-- BEGIN --

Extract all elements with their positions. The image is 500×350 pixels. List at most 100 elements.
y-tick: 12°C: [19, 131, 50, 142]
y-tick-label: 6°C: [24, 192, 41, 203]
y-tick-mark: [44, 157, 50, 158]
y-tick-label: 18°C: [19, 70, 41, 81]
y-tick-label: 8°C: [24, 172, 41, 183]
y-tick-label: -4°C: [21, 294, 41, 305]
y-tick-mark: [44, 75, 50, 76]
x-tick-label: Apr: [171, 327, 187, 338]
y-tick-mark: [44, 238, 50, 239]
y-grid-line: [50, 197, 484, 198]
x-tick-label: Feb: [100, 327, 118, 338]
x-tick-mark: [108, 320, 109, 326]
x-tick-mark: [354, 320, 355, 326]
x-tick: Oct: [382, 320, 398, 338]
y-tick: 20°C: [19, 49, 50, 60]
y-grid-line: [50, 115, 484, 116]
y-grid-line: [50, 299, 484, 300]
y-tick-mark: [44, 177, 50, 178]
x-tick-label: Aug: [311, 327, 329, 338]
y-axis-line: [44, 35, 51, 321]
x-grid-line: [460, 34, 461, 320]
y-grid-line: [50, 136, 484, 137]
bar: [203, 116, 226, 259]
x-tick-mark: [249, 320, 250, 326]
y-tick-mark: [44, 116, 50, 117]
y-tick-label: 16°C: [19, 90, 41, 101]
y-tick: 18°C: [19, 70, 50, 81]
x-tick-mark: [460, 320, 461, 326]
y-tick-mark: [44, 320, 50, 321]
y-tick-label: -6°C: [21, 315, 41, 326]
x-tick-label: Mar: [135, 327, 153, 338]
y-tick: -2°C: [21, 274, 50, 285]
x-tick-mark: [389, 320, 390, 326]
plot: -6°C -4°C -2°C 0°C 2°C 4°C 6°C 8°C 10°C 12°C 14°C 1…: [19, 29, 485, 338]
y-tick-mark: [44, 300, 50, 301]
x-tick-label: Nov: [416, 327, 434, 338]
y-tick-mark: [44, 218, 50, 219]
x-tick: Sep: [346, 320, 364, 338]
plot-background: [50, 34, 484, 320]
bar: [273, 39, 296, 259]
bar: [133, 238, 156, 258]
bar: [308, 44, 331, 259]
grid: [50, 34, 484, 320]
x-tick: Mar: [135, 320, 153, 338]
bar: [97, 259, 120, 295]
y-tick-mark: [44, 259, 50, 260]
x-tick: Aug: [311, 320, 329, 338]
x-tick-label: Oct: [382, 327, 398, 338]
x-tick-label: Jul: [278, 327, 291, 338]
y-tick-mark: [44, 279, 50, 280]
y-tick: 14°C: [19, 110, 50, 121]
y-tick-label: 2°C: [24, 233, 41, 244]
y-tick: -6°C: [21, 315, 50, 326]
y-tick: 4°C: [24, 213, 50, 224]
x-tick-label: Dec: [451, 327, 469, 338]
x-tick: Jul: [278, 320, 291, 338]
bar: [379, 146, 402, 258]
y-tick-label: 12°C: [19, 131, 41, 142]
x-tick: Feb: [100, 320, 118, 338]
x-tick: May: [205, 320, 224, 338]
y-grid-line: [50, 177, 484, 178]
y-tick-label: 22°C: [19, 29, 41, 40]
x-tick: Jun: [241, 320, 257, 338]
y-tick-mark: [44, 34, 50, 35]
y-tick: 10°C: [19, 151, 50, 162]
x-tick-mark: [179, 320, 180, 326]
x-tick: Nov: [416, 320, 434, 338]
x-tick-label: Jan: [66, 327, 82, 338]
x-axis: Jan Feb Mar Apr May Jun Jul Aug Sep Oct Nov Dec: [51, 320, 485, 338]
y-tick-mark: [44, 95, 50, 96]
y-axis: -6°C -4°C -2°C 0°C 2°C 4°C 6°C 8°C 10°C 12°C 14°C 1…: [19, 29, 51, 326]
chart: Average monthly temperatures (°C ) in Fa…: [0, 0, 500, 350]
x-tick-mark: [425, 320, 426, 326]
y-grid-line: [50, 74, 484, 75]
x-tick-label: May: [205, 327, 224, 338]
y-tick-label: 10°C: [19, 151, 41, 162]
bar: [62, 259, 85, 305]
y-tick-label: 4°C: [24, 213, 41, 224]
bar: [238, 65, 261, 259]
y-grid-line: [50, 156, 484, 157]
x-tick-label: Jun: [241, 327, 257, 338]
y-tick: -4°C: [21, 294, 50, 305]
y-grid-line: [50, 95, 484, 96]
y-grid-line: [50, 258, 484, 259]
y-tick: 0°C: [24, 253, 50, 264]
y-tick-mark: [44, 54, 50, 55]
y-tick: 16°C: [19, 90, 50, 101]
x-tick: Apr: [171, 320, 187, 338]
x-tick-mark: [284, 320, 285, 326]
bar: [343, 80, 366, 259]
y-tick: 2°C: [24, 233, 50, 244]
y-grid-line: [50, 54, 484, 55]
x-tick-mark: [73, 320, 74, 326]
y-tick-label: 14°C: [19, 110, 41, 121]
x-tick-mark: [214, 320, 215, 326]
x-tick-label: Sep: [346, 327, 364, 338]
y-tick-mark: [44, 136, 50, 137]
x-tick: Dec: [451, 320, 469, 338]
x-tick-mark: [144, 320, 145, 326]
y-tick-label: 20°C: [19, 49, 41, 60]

-- END --

Reproduce the material above verbatim, starting at its first line and ending at the line that contains "x-tick-label: Aug: [311, 327, 329, 338]", with both of those lines included.

Extract all elements with their positions. The image is 500×350 pixels. List at most 100 elements.
y-tick: 12°C: [19, 131, 50, 142]
y-tick-label: 6°C: [24, 192, 41, 203]
y-tick-mark: [44, 157, 50, 158]
y-tick-label: 18°C: [19, 70, 41, 81]
y-tick-label: 8°C: [24, 172, 41, 183]
y-tick-label: -4°C: [21, 294, 41, 305]
y-tick-mark: [44, 75, 50, 76]
x-tick-label: Apr: [171, 327, 187, 338]
y-tick-mark: [44, 238, 50, 239]
y-grid-line: [50, 197, 484, 198]
x-tick-label: Feb: [100, 327, 118, 338]
x-tick-mark: [108, 320, 109, 326]
x-tick-mark: [354, 320, 355, 326]
x-tick: Oct: [382, 320, 398, 338]
y-tick: 20°C: [19, 49, 50, 60]
y-grid-line: [50, 115, 484, 116]
y-grid-line: [50, 299, 484, 300]
y-tick-mark: [44, 177, 50, 178]
x-tick-label: Aug: [311, 327, 329, 338]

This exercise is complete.